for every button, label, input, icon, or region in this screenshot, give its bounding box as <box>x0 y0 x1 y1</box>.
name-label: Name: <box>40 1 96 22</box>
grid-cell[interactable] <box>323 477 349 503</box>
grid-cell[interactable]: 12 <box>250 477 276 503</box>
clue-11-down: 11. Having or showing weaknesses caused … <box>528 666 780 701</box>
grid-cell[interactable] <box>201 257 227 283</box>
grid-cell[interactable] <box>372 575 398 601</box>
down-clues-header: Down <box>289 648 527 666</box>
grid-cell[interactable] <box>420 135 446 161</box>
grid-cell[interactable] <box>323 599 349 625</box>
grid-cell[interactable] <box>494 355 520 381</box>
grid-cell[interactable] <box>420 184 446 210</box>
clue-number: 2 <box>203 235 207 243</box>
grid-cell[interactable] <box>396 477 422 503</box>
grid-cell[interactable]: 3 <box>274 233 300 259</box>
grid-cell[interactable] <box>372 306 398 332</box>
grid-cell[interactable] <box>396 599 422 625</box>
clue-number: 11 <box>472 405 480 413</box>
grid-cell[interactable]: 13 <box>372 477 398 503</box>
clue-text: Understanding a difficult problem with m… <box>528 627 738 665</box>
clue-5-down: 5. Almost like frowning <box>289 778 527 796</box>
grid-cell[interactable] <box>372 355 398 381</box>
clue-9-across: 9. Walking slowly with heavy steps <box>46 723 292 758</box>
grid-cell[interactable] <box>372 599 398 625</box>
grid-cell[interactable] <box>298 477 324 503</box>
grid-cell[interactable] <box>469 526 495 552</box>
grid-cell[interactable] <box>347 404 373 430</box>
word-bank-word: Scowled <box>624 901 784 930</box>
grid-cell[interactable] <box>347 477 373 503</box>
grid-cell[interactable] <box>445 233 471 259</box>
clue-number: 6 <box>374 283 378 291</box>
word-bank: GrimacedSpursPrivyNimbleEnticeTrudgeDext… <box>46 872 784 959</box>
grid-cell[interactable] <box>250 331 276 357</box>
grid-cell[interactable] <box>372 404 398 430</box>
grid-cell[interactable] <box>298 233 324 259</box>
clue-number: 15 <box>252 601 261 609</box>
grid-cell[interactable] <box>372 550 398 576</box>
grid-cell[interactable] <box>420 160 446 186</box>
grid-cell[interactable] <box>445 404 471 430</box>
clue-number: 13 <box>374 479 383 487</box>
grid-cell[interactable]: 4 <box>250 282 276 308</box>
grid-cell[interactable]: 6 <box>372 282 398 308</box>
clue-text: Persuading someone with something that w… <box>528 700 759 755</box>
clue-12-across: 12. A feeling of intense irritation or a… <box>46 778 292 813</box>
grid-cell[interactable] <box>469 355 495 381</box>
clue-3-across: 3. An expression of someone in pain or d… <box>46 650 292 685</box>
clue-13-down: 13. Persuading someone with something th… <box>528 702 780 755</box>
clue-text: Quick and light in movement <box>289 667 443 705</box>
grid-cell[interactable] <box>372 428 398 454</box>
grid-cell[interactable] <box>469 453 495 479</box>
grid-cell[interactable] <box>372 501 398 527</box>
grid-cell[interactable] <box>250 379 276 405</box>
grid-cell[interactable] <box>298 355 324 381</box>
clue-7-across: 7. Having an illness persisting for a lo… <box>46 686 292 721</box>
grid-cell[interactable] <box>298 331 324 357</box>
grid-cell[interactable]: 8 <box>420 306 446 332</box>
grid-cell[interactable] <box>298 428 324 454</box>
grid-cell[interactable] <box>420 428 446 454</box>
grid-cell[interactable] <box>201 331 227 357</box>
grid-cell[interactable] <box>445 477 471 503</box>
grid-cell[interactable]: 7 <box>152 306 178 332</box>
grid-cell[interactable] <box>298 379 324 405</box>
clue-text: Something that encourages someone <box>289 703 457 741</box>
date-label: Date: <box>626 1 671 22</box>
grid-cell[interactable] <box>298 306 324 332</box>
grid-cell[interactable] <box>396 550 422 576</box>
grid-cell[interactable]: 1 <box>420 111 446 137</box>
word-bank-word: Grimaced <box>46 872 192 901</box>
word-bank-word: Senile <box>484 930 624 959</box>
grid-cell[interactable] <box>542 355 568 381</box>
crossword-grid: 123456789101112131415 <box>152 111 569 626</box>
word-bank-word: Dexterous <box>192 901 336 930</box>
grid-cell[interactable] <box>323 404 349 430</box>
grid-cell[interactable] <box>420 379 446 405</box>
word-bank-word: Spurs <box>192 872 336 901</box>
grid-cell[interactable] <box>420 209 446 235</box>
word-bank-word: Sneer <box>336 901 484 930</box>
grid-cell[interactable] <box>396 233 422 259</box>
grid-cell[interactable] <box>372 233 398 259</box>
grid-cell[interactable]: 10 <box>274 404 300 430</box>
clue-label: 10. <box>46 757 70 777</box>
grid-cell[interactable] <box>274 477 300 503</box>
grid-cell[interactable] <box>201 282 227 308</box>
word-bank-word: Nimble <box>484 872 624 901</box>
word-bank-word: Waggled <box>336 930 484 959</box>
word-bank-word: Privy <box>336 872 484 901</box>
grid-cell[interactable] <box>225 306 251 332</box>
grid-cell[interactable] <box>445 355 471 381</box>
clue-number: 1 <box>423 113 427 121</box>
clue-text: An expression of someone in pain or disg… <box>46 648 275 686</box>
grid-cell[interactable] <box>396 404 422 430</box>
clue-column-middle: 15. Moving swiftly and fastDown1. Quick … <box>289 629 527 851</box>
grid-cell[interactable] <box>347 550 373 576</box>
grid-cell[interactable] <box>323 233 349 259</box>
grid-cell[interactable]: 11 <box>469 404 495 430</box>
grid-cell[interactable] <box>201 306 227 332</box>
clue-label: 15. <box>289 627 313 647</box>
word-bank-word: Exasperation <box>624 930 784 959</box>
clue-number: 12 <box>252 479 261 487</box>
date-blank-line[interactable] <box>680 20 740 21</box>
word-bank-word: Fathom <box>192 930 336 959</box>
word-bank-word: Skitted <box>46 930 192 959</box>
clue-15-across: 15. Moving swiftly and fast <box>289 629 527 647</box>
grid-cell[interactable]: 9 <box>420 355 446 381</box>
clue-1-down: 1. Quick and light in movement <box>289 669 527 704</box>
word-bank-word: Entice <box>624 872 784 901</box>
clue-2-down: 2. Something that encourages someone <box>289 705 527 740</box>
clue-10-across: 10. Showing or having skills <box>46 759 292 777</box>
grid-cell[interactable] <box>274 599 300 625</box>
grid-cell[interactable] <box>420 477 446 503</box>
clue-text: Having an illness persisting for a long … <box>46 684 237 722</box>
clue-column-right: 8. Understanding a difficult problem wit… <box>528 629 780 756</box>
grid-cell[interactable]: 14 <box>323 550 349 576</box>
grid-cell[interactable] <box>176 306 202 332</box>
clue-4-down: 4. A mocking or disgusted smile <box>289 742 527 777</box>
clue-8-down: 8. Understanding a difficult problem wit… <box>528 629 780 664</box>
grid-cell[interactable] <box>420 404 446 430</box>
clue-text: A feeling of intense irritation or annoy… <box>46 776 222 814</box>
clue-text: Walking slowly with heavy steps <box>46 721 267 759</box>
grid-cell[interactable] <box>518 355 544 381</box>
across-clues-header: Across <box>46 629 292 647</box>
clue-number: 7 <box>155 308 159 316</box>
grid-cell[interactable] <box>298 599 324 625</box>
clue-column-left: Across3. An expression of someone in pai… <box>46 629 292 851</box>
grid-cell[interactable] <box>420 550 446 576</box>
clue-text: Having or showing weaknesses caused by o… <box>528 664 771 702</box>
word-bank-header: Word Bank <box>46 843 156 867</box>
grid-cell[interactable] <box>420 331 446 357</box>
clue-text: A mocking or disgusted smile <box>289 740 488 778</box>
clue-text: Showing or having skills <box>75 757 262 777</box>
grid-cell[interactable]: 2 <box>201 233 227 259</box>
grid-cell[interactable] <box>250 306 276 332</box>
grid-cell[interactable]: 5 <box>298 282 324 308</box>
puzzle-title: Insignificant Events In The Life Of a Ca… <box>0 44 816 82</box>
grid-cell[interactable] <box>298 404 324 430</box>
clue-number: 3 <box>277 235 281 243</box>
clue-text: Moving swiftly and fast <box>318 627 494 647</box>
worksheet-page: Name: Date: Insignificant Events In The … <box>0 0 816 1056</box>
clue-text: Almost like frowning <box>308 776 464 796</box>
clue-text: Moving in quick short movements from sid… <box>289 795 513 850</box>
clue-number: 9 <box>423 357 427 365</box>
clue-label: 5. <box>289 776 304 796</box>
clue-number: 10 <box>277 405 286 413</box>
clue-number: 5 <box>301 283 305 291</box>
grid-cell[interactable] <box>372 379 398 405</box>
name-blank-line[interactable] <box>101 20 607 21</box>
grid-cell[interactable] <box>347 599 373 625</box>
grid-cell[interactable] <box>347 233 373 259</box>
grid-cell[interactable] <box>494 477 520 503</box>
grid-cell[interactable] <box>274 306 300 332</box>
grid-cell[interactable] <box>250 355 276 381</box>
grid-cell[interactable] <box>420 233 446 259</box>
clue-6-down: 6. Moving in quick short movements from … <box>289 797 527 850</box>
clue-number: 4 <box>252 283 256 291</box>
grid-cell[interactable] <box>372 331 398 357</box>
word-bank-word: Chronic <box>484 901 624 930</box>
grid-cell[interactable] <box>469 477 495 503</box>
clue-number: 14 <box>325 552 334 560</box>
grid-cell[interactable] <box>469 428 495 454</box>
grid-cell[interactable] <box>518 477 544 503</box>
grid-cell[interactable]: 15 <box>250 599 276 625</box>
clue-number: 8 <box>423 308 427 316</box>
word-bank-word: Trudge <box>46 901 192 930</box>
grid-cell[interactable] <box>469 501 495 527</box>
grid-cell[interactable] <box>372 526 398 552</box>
________________
- [WHAT THE EXERCISE ASKS]:
Copy out exactly the part of the records that opens with their first line and closes with the line containing "clue-11-down: 11. Having". Include both of these lines and nothing beyond them.

- [WRITTEN SOLUTION]:
for every button, label, input, icon, or region in this screenshot, give its bounding box as <box>x0 y0 x1 y1</box>.
name-label: Name: <box>40 1 96 22</box>
grid-cell[interactable] <box>323 477 349 503</box>
grid-cell[interactable]: 12 <box>250 477 276 503</box>
clue-11-down: 11. Having or showing weaknesses caused … <box>528 666 780 701</box>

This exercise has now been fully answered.